### Work instructions
Which lines hold the word "previous"? Copy each of them.

### Extracted entries

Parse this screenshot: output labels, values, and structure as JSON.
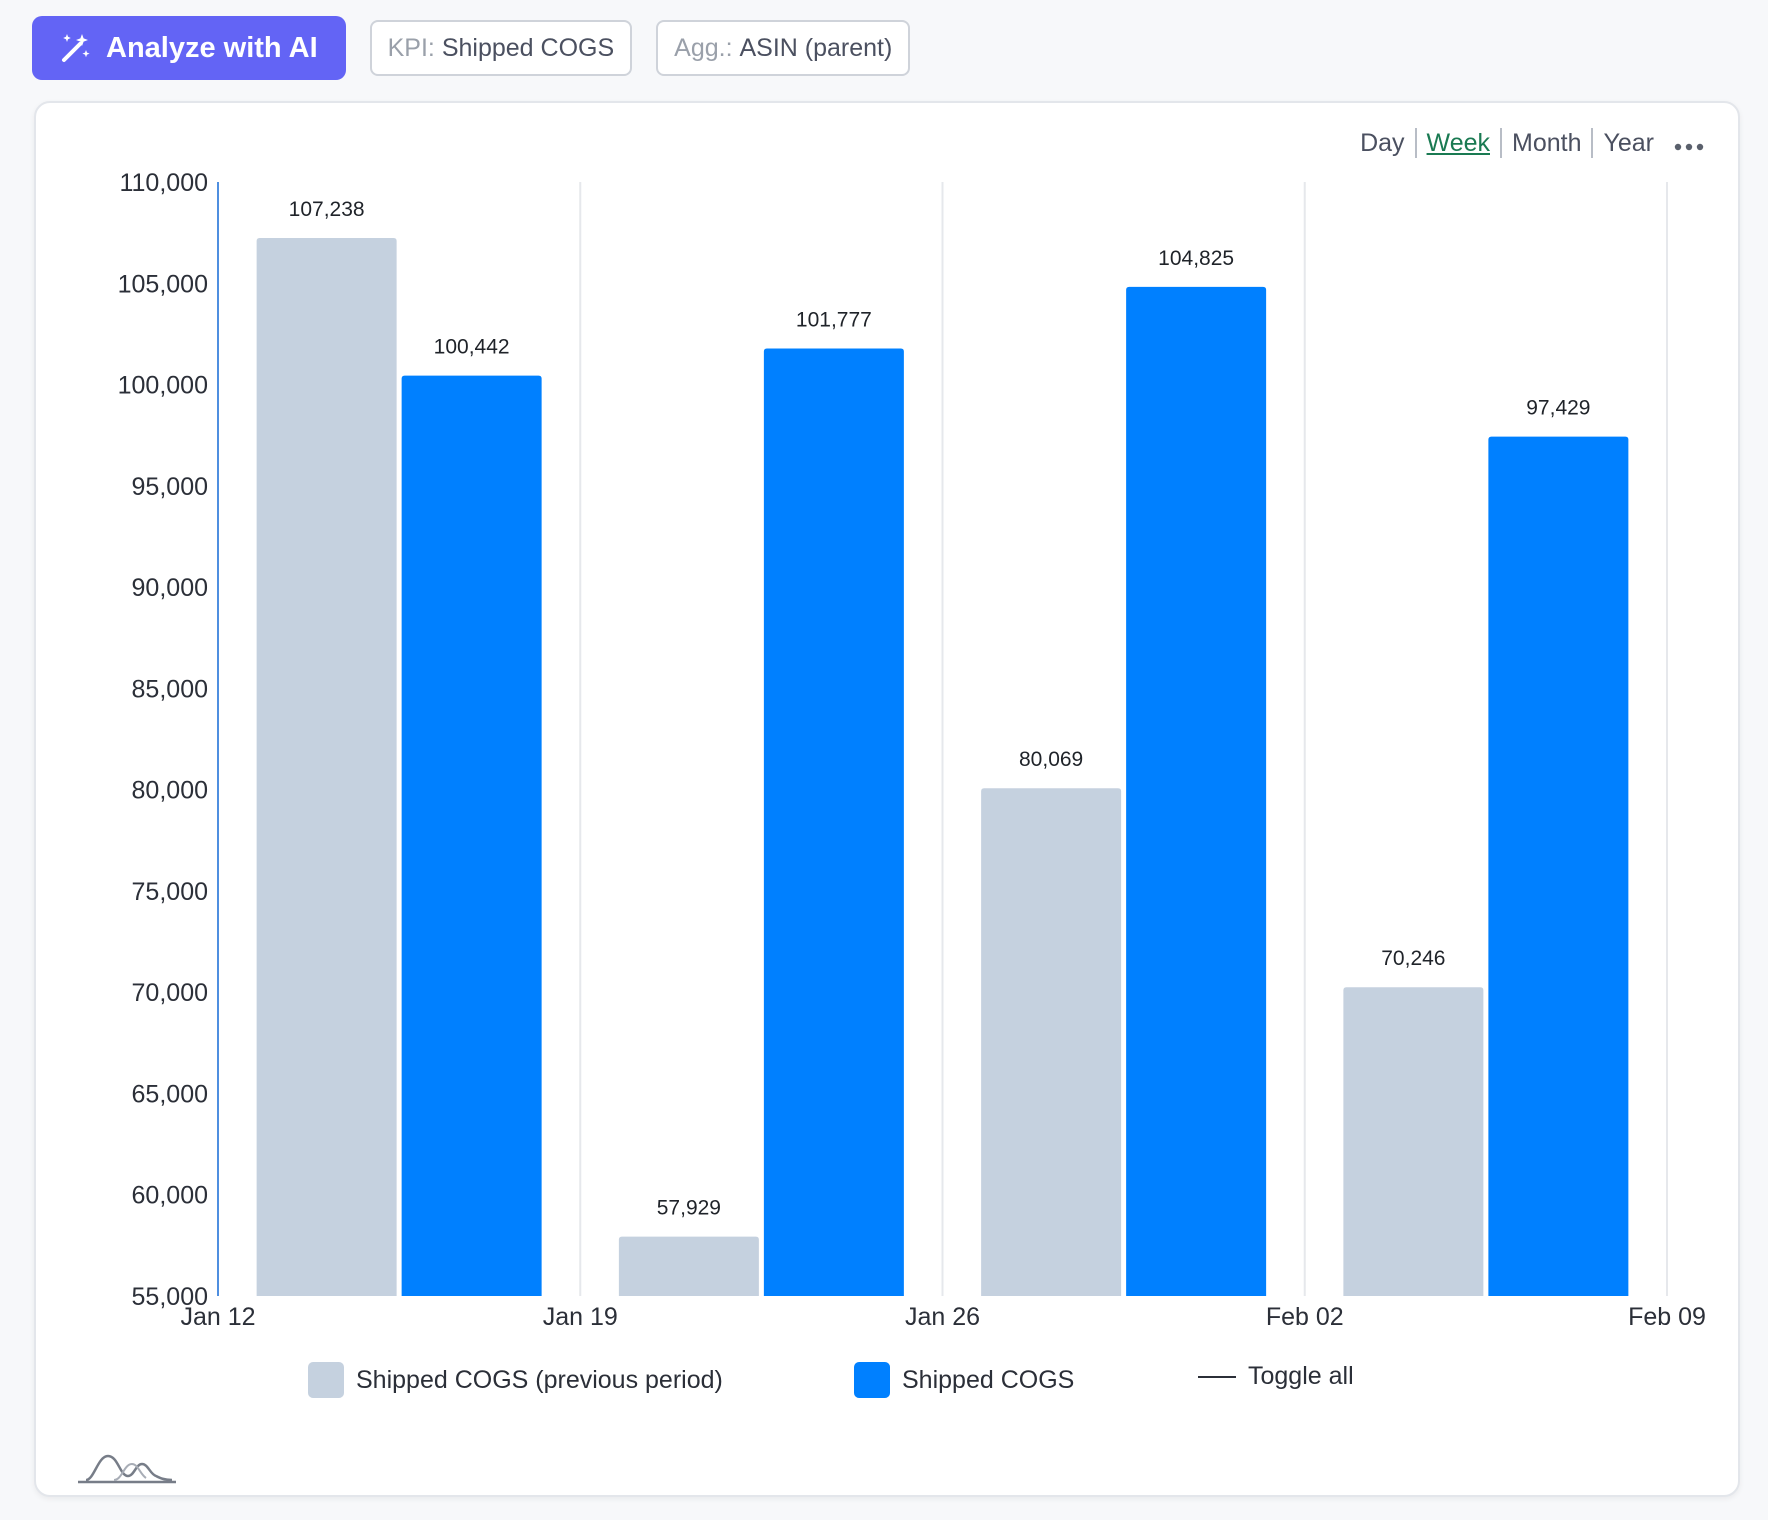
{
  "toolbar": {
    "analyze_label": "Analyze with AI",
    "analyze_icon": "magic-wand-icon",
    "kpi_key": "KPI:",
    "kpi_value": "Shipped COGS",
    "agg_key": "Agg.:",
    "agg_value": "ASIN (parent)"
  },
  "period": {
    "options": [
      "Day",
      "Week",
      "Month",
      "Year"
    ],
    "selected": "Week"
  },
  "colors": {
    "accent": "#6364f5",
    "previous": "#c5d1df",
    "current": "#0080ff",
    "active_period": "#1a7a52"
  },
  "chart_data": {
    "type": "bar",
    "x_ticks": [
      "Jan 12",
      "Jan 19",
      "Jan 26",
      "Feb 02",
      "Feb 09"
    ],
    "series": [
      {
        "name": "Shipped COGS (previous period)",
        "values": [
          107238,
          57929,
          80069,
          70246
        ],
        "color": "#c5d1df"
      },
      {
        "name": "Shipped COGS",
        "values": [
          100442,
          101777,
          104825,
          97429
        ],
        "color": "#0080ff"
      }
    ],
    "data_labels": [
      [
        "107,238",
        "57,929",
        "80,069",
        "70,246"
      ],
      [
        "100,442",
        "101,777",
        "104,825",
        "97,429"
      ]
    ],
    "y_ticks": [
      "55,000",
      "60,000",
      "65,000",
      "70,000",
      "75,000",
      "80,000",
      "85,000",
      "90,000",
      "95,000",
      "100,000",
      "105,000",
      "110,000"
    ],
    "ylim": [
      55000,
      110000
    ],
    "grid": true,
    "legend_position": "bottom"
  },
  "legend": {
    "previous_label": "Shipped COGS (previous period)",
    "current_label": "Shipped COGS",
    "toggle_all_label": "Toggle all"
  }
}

### Expected answer
    "previous": "#c5d1df",
        "name": "Shipped COGS (previous period)",
    "previous_label": "Shipped COGS (previous period)",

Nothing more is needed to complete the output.